### [Written task]
Reproduce exactly the lines from the line containing "Output the underlying" through the end of the records below, including both ends, and nothing else.

╭─ Dataset entries

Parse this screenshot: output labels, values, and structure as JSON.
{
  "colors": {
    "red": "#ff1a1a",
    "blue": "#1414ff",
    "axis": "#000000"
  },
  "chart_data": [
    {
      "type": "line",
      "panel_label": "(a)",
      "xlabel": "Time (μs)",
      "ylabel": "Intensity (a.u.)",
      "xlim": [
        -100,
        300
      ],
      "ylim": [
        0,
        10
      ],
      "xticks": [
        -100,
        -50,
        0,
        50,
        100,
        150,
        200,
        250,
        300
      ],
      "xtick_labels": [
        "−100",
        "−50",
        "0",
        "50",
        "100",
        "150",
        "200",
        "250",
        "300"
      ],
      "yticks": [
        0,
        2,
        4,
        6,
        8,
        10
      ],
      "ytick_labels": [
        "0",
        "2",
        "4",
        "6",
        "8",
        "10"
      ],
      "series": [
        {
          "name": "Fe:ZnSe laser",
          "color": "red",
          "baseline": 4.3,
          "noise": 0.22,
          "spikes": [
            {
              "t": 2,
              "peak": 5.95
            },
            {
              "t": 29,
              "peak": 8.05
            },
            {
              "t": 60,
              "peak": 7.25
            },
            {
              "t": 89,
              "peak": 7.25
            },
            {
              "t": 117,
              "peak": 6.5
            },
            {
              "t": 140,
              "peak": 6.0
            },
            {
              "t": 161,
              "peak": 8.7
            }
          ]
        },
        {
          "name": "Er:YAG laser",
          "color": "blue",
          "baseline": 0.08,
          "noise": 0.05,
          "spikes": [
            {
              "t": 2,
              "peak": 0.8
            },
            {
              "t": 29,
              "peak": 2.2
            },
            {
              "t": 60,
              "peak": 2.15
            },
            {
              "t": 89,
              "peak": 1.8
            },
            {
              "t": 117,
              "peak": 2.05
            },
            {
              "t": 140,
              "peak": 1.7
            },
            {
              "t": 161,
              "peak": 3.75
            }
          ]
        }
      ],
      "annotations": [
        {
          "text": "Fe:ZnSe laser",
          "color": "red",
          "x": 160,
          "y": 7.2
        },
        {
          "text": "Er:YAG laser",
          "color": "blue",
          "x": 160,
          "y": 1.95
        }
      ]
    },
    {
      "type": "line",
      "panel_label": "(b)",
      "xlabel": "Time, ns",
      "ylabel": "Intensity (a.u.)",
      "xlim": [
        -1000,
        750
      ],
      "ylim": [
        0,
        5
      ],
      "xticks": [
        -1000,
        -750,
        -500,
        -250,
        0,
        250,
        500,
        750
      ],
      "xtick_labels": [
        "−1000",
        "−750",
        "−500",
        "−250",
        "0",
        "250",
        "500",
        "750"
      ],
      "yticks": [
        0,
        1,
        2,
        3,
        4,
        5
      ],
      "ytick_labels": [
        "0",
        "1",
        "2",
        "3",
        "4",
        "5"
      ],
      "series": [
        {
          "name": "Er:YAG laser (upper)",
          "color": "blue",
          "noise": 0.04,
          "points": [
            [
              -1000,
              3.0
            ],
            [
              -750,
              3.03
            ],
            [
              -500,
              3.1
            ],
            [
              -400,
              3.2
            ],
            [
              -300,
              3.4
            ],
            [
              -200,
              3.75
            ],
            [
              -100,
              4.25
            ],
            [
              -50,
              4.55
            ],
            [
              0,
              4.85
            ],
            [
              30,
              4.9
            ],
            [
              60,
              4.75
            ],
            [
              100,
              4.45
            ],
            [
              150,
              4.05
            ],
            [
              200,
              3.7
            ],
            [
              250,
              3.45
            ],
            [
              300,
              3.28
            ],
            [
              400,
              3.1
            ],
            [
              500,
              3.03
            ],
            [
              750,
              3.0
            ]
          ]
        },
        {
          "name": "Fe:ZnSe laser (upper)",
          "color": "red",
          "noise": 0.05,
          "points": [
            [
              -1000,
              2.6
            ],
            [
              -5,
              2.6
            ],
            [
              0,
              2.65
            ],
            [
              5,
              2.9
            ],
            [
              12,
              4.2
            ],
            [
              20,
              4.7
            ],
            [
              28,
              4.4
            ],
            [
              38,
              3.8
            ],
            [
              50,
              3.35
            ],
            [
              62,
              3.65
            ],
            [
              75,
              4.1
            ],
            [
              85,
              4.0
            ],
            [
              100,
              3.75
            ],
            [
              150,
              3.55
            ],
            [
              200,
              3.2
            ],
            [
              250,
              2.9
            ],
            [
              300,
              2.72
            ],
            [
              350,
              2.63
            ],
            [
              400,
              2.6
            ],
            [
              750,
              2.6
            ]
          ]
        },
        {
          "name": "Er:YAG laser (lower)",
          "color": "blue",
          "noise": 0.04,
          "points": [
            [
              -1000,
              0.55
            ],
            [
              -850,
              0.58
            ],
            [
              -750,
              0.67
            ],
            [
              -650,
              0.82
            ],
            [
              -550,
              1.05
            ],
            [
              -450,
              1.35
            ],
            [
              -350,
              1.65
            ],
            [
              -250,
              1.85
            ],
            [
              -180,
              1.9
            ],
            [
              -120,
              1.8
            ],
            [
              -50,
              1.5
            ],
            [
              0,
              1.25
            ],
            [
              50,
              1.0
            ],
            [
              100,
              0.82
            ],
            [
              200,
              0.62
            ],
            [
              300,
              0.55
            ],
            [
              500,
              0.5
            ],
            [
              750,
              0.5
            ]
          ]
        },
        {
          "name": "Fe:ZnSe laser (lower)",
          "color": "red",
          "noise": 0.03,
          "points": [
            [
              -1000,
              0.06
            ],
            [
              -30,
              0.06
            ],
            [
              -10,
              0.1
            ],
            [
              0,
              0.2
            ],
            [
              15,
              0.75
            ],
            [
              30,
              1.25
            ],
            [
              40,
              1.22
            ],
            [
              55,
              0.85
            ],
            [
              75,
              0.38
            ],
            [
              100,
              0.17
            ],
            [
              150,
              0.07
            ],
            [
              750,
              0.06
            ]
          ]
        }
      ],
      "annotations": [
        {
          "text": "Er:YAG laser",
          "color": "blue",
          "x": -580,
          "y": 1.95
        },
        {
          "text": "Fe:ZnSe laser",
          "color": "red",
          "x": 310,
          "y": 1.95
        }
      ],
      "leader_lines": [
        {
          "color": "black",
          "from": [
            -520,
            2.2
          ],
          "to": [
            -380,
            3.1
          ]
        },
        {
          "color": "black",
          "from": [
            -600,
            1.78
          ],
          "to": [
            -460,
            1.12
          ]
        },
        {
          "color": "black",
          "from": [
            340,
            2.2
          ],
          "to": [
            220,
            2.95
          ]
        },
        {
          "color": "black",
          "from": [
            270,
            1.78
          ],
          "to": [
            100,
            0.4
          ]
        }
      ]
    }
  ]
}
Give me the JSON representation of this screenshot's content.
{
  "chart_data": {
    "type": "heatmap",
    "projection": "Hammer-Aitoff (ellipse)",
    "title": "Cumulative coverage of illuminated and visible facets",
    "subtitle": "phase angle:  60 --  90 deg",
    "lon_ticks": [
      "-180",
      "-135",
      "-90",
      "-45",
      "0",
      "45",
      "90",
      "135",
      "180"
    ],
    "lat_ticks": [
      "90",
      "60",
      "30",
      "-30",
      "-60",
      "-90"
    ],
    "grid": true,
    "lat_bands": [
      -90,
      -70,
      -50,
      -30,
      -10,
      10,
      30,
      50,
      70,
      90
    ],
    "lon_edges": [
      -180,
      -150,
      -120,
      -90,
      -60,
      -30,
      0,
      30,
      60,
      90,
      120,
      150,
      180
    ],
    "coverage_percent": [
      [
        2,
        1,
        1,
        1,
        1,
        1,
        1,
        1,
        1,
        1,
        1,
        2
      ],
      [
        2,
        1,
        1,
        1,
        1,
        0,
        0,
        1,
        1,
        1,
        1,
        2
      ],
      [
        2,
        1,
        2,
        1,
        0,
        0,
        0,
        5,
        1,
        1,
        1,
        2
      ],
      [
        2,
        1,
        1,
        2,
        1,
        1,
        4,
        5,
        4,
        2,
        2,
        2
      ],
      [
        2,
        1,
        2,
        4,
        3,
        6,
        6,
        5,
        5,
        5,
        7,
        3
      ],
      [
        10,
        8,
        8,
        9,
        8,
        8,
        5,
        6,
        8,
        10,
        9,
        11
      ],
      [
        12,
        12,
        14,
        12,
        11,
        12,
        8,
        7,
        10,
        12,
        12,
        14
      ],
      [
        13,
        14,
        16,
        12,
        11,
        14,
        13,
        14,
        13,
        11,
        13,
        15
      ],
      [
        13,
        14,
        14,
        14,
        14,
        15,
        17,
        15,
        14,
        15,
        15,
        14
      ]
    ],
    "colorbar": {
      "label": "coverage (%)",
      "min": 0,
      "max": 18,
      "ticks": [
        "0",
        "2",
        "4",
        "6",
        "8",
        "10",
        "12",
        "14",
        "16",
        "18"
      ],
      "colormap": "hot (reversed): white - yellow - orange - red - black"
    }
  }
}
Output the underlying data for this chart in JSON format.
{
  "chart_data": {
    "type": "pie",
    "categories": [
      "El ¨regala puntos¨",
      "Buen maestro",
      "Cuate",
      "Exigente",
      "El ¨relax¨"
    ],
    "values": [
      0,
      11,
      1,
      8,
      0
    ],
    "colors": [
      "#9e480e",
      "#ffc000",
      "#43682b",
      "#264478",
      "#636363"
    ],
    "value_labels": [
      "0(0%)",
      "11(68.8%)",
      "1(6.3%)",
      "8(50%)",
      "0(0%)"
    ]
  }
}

╰─

### [Written reply]
Output the underlying data for this chart in JSON format.
{
  "chart_data": {
    "type": "pie",
    "categories": [
      "El ¨regala puntos¨",
      "Buen maestro",
      "Cuate",
      "Exigente",
      "El ¨relax¨"
    ],
    "values": [
      0,
      11,
      1,
      8,
      0
    ],
    "colors": [
      "#9e480e",
      "#ffc000",
      "#43682b",
      "#264478",
      "#636363"
    ],
    "value_labels": [
      "0(0%)",
      "11(68.8%)",
      "1(6.3%)",
      "8(50%)",
      "0(0%)"
    ]
  }
}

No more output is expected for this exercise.